───── Material to process ─────

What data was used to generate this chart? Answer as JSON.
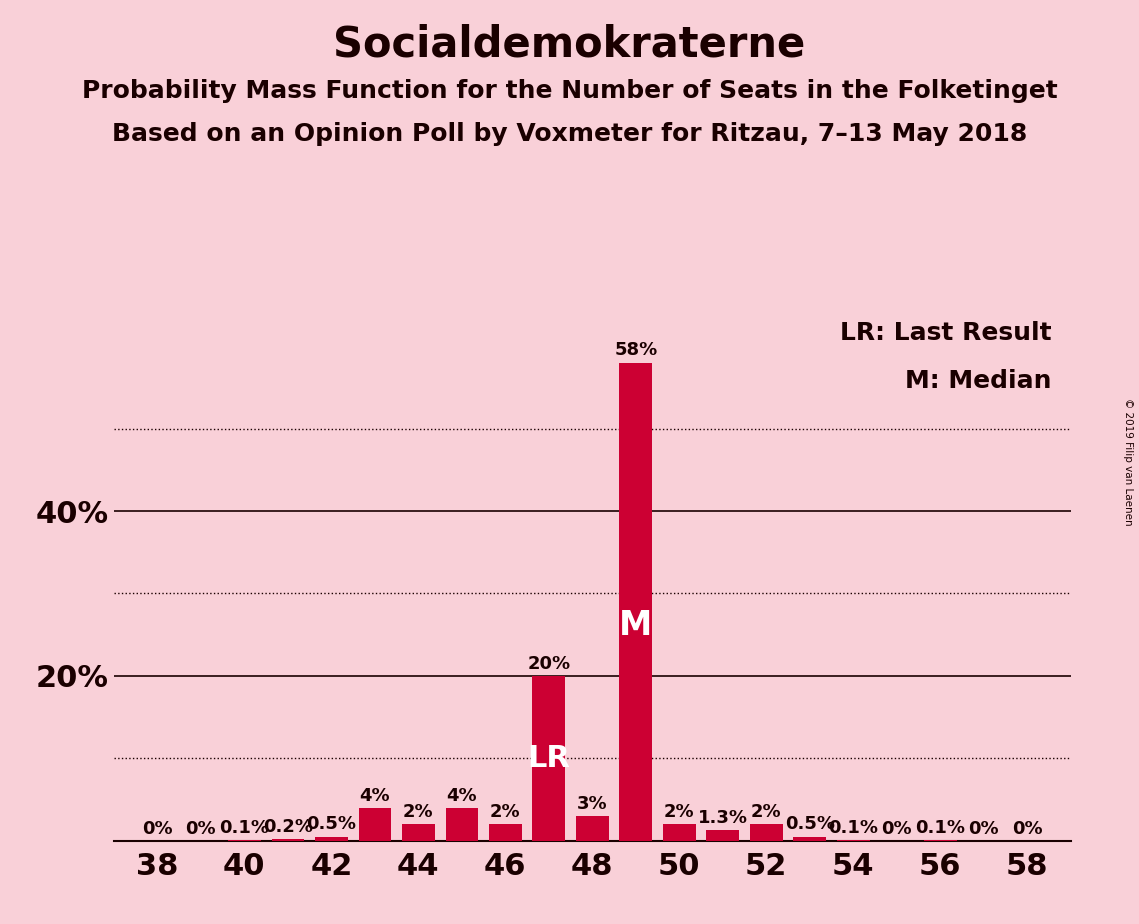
{
  "title": "Socialdemokraterne",
  "subtitle1": "Probability Mass Function for the Number of Seats in the Folketinget",
  "subtitle2": "Based on an Opinion Poll by Voxmeter for Ritzau, 7–13 May 2018",
  "copyright": "© 2019 Filip van Laenen",
  "seats": [
    38,
    39,
    40,
    41,
    42,
    43,
    44,
    45,
    46,
    47,
    48,
    49,
    50,
    51,
    52,
    53,
    54,
    55,
    56,
    57,
    58
  ],
  "probabilities": [
    0.0,
    0.0,
    0.001,
    0.002,
    0.005,
    0.04,
    0.02,
    0.04,
    0.02,
    0.2,
    0.03,
    0.58,
    0.02,
    0.013,
    0.02,
    0.005,
    0.001,
    0.0,
    0.001,
    0.0,
    0.0
  ],
  "labels": [
    "0%",
    "0%",
    "0.1%",
    "0.2%",
    "0.5%",
    "4%",
    "2%",
    "4%",
    "2%",
    "20%",
    "3%",
    "58%",
    "2%",
    "1.3%",
    "2%",
    "0.5%",
    "0.1%",
    "0%",
    "0.1%",
    "0%",
    "0%"
  ],
  "last_result_seat": 47,
  "median_seat": 49,
  "bar_color": "#cc0033",
  "background_color": "#f9d0d8",
  "text_color": "#1a0000",
  "ylim": [
    0,
    0.65
  ],
  "xlim": [
    37.0,
    59.0
  ],
  "title_fontsize": 30,
  "subtitle_fontsize": 18,
  "label_fontsize": 13,
  "legend_fontsize": 18,
  "ytick_fontsize": 22,
  "xtick_fontsize": 22,
  "lr_label_fontsize": 22,
  "m_label_fontsize": 24
}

─────

**Requirements:** Copy the data word for word. Pictures do not go in the copy.

**Final result:**
What data was used to generate this chart? Answer as JSON.
{
  "title": "Socialdemokraterne",
  "subtitle1": "Probability Mass Function for the Number of Seats in the Folketinget",
  "subtitle2": "Based on an Opinion Poll by Voxmeter for Ritzau, 7–13 May 2018",
  "copyright": "© 2019 Filip van Laenen",
  "seats": [
    38,
    39,
    40,
    41,
    42,
    43,
    44,
    45,
    46,
    47,
    48,
    49,
    50,
    51,
    52,
    53,
    54,
    55,
    56,
    57,
    58
  ],
  "probabilities": [
    0.0,
    0.0,
    0.001,
    0.002,
    0.005,
    0.04,
    0.02,
    0.04,
    0.02,
    0.2,
    0.03,
    0.58,
    0.02,
    0.013,
    0.02,
    0.005,
    0.001,
    0.0,
    0.001,
    0.0,
    0.0
  ],
  "labels": [
    "0%",
    "0%",
    "0.1%",
    "0.2%",
    "0.5%",
    "4%",
    "2%",
    "4%",
    "2%",
    "20%",
    "3%",
    "58%",
    "2%",
    "1.3%",
    "2%",
    "0.5%",
    "0.1%",
    "0%",
    "0.1%",
    "0%",
    "0%"
  ],
  "last_result_seat": 47,
  "median_seat": 49,
  "bar_color": "#cc0033",
  "background_color": "#f9d0d8",
  "text_color": "#1a0000",
  "ylim": [
    0,
    0.65
  ],
  "xlim": [
    37.0,
    59.0
  ],
  "title_fontsize": 30,
  "subtitle_fontsize": 18,
  "label_fontsize": 13,
  "legend_fontsize": 18,
  "ytick_fontsize": 22,
  "xtick_fontsize": 22,
  "lr_label_fontsize": 22,
  "m_label_fontsize": 24
}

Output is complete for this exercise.